> Problem statement:
Using the data below, gather each line that includes the word "つきあいがない".

┄┄┄┄┄┄┄┄┄┄┄┄┄┄┄┄┄┄┄┄

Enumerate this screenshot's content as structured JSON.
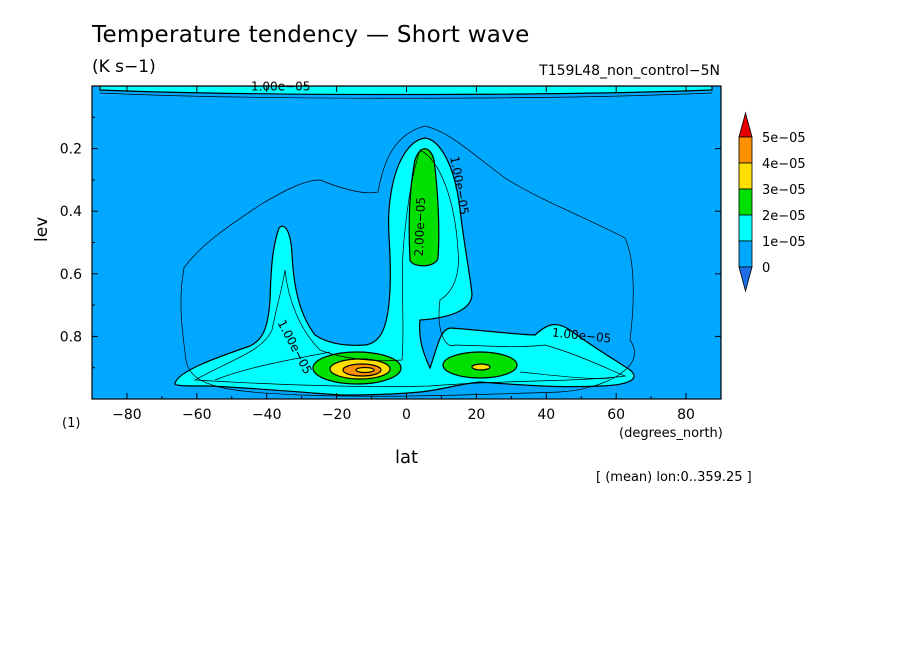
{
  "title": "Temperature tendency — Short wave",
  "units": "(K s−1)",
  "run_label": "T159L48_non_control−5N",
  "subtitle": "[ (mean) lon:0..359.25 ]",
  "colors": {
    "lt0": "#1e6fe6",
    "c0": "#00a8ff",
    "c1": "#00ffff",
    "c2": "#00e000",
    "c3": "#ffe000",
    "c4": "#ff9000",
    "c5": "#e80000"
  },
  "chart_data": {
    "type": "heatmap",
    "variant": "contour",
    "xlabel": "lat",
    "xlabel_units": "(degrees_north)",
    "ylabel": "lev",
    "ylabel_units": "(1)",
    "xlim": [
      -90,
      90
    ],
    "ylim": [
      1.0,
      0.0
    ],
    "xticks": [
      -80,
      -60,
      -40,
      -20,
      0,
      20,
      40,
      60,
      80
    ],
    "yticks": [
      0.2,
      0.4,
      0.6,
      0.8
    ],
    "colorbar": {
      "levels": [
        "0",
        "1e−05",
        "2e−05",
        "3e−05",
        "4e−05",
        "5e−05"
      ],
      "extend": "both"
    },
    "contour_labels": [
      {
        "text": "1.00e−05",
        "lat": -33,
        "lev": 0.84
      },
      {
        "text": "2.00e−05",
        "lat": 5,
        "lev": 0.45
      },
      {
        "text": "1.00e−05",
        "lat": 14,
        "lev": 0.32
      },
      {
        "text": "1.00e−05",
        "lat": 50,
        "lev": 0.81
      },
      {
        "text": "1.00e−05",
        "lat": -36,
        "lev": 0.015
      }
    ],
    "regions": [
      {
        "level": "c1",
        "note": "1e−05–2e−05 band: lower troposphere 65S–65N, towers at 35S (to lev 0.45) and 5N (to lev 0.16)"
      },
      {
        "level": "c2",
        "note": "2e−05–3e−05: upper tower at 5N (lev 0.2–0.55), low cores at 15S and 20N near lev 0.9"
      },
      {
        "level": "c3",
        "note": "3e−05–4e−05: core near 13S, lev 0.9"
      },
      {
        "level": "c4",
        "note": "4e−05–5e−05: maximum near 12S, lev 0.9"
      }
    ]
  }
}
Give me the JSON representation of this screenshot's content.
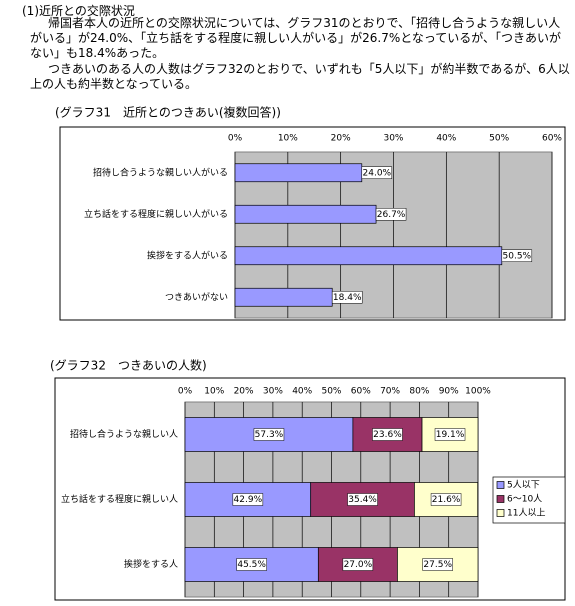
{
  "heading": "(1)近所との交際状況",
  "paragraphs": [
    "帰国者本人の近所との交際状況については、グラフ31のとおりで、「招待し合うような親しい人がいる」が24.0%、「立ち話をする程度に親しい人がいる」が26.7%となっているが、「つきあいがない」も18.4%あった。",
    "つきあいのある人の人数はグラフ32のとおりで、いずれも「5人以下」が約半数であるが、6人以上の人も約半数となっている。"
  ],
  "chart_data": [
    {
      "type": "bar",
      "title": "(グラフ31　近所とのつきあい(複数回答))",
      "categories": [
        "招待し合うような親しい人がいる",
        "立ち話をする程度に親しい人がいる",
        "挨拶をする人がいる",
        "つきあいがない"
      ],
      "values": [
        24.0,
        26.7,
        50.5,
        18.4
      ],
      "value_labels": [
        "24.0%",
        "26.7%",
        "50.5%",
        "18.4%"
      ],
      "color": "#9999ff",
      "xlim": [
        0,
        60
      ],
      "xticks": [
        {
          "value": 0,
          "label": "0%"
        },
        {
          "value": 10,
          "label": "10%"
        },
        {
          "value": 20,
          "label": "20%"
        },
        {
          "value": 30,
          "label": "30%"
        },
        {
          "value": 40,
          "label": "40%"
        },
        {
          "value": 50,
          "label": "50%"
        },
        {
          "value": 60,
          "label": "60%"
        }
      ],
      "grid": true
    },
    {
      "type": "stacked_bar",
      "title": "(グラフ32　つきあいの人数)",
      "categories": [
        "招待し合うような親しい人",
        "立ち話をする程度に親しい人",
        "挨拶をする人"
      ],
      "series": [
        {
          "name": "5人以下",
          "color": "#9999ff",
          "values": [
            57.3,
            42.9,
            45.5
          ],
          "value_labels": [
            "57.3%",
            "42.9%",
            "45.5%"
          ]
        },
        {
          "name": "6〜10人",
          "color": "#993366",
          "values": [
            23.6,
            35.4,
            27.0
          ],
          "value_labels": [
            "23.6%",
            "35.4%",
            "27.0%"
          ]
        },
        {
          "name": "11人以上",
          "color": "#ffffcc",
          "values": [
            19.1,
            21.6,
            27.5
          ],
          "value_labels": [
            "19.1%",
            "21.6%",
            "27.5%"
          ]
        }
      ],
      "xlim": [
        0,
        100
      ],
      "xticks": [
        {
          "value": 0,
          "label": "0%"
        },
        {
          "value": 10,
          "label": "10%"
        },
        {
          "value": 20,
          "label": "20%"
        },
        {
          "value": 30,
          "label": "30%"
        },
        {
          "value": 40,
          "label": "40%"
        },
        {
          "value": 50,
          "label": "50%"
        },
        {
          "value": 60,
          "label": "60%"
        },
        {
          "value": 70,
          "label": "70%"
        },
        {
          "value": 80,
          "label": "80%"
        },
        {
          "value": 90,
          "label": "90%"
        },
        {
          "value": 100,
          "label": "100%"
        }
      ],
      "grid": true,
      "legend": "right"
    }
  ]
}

┄┄┄┄┄┄┄┄┄┄┄┄┄┄┄┄┄┄┄┄

> Reply:
    "帰国者本人の近所との交際状況については、グラフ31のとおりで、「招待し合うような親しい人がいる」が24.0%、「立ち話をする程度に親しい人がいる」が26.7%となっているが、「つきあいがない」も18.4%あった。",
        "つきあいがない"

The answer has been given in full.